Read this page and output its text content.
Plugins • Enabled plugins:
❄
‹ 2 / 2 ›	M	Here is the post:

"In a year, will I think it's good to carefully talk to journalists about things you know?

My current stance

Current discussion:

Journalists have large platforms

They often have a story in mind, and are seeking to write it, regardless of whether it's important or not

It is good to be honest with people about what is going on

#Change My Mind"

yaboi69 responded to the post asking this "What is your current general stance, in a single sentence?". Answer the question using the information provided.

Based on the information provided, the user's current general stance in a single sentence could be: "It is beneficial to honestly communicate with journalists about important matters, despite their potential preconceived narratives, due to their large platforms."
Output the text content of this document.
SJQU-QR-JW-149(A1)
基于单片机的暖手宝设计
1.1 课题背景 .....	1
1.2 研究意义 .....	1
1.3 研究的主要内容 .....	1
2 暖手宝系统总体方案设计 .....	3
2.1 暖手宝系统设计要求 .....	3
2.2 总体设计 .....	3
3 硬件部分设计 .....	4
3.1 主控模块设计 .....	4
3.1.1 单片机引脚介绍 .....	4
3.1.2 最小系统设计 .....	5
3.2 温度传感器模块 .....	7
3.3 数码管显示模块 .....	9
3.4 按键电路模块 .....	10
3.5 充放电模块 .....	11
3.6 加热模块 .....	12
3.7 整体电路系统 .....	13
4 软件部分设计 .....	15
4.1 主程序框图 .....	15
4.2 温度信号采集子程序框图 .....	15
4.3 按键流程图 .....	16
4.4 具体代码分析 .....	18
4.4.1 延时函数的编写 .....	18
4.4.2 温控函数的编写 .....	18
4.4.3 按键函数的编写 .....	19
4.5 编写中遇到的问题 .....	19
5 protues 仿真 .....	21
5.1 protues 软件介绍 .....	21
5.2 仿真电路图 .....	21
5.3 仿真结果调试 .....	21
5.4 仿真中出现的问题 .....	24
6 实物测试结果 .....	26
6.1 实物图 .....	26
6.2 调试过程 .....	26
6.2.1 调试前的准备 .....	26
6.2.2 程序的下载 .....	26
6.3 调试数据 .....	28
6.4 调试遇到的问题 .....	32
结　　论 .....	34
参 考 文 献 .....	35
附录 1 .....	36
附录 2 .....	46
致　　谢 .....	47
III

+--

## What is asked
Write out the whole listing again. Match it word for word.

## Finished exercise
Read this page and output its text content.
Plugins • Enabled plugins:
❄
‹ 2 / 2 ›	M	Here is the post:

"In a year, will I think it's good to carefully talk to journalists about things you know?

My current stance

Current discussion:

Journalists have large platforms

They often have a story in mind, and are seeking to write it, regardless of whether it's important or not

It is good to be honest with people about what is going on

#Change My Mind"

yaboi69 responded to the post asking this "What is your current general stance, in a single sentence?". Answer the question using the information provided.

Based on the information provided, the user's current general stance in a single sentence could be: "It is beneficial to honestly communicate with journalists about important matters, despite their potential preconceived narratives, due to their large platforms."
Output the text content of this document.
SJQU-QR-JW-149(A1)
基于单片机的暖手宝设计
1.1 课题背景 .....	1
1.2 研究意义 .....	1
1.3 研究的主要内容 .....	1
2 暖手宝系统总体方案设计 .....	3
2.1 暖手宝系统设计要求 .....	3
2.2 总体设计 .....	3
3 硬件部分设计 .....	4
3.1 主控模块设计 .....	4
3.1.1 单片机引脚介绍 .....	4
3.1.2 最小系统设计 .....	5
3.2 温度传感器模块 .....	7
3.3 数码管显示模块 .....	9
3.4 按键电路模块 .....	10
3.5 充放电模块 .....	11
3.6 加热模块 .....	12
3.7 整体电路系统 .....	13
4 软件部分设计 .....	15
4.1 主程序框图 .....	15
4.2 温度信号采集子程序框图 .....	15
4.3 按键流程图 .....	16
4.4 具体代码分析 .....	18
4.4.1 延时函数的编写 .....	18
4.4.2 温控函数的编写 .....	18
4.4.3 按键函数的编写 .....	19
4.5 编写中遇到的问题 .....	19
5 protues 仿真 .....	21
5.1 protues 软件介绍 .....	21
5.2 仿真电路图 .....	21
5.3 仿真结果调试 .....	21
5.4 仿真中出现的问题 .....	24
6 实物测试结果 .....	26
6.1 实物图 .....	26
6.2 调试过程 .....	26
6.2.1 调试前的准备 .....	26
6.2.2 程序的下载 .....	26
6.3 调试数据 .....	28
6.4 调试遇到的问题 .....	32
结　　论 .....	34
参 考 文 献 .....	35
附录 1 .....	36
附录 2 .....	46
致　　谢 .....	47
III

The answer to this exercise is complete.